Where the data below has the string "和合中国", return the whole line.

-- Start --

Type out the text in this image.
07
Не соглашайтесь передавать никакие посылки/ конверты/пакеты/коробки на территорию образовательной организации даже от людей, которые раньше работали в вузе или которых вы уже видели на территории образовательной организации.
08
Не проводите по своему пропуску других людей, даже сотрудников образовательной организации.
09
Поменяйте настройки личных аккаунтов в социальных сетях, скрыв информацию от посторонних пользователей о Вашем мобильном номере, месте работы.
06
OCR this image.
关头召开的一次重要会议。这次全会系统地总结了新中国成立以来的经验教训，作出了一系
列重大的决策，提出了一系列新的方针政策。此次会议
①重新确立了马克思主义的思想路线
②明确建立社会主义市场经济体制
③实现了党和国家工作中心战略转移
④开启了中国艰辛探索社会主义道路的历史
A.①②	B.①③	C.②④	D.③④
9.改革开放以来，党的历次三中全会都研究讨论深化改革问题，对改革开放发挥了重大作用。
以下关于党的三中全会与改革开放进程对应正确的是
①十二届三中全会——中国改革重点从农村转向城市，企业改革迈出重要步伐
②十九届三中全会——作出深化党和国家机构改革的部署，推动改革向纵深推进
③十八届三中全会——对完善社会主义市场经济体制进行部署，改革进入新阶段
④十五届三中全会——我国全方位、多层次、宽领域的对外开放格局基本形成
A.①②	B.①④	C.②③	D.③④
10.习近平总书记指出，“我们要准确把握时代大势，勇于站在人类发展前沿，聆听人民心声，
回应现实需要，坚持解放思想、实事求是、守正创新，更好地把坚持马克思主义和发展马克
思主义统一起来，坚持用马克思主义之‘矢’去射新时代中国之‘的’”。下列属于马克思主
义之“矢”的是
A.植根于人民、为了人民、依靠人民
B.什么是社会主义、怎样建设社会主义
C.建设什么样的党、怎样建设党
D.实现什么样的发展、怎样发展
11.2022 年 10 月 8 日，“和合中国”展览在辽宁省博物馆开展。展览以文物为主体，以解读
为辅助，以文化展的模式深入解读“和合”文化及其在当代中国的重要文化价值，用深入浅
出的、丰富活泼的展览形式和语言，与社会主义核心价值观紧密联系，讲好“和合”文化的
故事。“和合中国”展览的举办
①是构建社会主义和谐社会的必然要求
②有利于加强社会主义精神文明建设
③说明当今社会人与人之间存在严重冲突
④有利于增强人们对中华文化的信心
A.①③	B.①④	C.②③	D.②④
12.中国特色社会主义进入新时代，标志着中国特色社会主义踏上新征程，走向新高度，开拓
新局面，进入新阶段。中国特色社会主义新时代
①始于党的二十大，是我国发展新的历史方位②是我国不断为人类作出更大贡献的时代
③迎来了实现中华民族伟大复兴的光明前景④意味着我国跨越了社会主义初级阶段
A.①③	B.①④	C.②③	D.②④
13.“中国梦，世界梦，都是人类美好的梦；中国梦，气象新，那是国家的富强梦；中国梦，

-- End --

Answer to this problem>
11.2022 年 10 月 8 日，“和合中国”展览在辽宁省博物馆开展。展览以文物为主体，以解读
故事。“和合中国”展览的举办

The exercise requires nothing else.